** WORKING DATA follows **

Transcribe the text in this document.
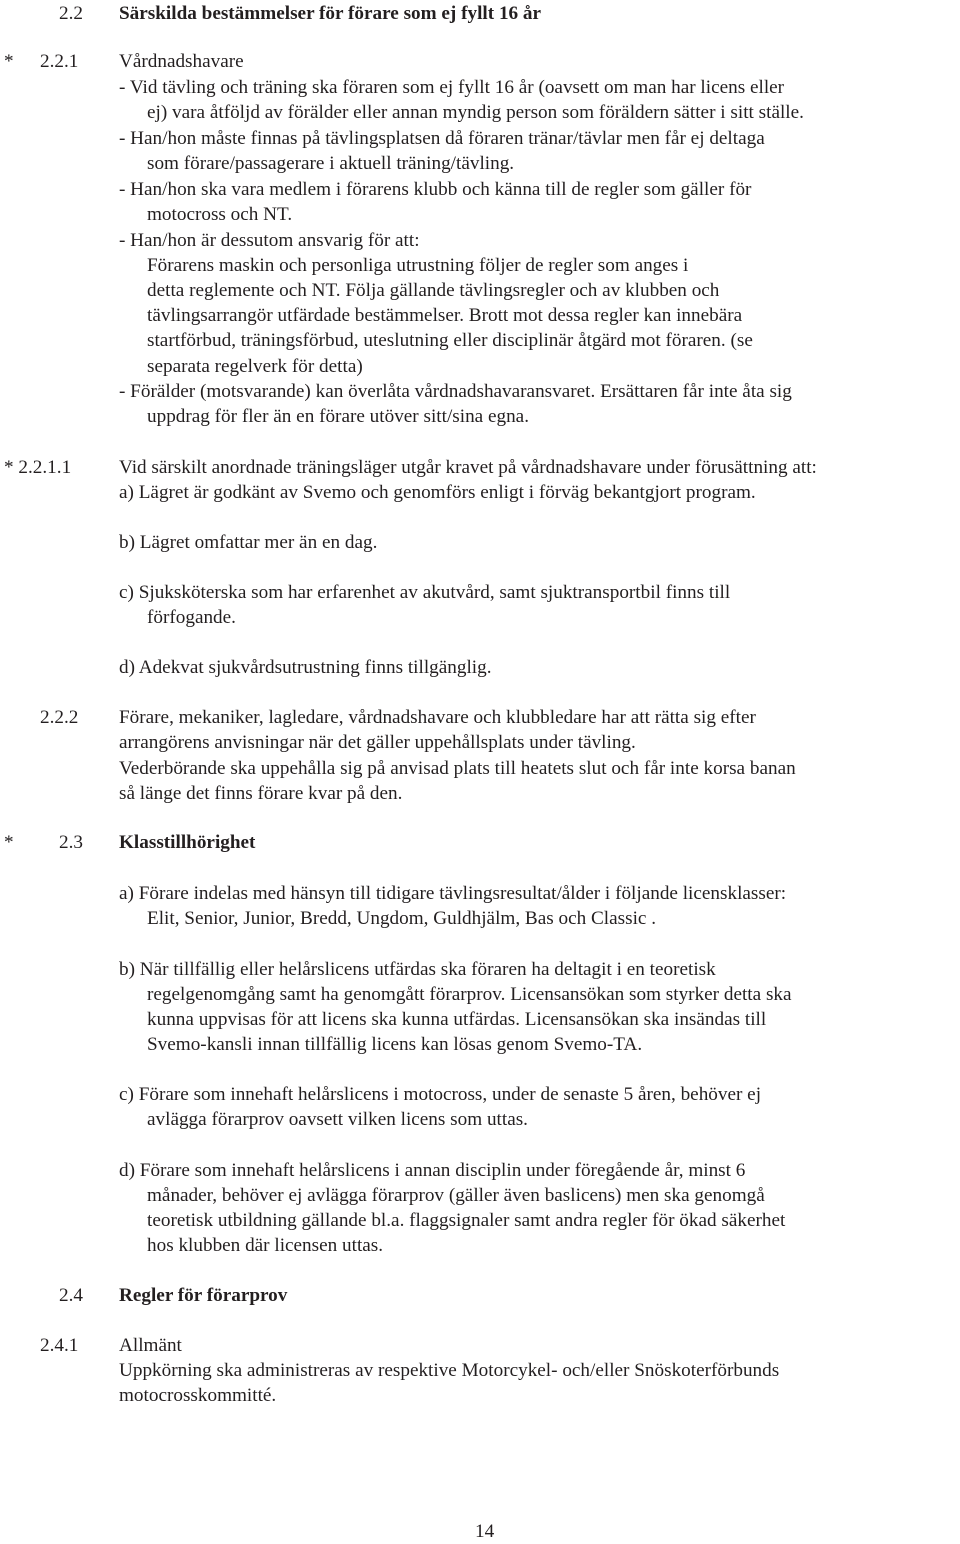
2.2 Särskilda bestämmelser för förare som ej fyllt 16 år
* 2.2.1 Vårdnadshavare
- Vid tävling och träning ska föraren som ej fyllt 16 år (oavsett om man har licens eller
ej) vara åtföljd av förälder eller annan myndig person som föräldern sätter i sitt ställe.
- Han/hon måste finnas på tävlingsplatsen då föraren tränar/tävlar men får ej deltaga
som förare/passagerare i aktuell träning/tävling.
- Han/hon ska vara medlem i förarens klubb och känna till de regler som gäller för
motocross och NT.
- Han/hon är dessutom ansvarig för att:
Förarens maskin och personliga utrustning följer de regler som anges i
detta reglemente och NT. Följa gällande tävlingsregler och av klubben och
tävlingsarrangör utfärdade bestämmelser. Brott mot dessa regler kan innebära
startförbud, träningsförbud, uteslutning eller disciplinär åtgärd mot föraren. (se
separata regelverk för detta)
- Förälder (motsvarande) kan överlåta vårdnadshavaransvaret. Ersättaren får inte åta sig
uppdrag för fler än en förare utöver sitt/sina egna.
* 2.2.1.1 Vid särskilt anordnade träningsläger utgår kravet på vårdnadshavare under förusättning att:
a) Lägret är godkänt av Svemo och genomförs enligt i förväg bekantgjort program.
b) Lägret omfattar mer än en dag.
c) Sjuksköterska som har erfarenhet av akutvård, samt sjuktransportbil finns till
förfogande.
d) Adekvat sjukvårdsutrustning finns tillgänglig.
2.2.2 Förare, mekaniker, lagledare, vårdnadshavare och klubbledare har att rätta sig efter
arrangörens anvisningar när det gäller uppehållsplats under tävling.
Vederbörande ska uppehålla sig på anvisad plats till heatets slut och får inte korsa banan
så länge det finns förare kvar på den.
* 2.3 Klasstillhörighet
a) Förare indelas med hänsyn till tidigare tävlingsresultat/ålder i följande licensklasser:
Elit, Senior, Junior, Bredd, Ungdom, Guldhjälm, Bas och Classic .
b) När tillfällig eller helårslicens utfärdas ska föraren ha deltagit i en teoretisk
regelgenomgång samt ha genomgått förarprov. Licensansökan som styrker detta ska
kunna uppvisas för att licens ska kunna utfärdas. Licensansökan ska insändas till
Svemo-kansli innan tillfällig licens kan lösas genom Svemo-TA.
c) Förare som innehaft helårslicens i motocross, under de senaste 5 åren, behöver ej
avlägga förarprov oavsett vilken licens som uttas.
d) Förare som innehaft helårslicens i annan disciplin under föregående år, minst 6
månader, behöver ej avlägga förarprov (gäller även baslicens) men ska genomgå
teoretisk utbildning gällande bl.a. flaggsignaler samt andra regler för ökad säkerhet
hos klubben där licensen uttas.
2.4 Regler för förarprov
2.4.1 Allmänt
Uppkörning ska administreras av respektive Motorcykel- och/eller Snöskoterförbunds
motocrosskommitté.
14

** End of WORKING DATA **

EXERCISE AIM: Scan the data for the word "teoretisk" and copy every line where it shows up.

OUTPUT FOR THIS TASK:
b) När tillfällig eller helårslicens utfärdas ska föraren ha deltagit i en teoretisk
teoretisk utbildning gällande bl.a. flaggsignaler samt andra regler för ökad säkerhet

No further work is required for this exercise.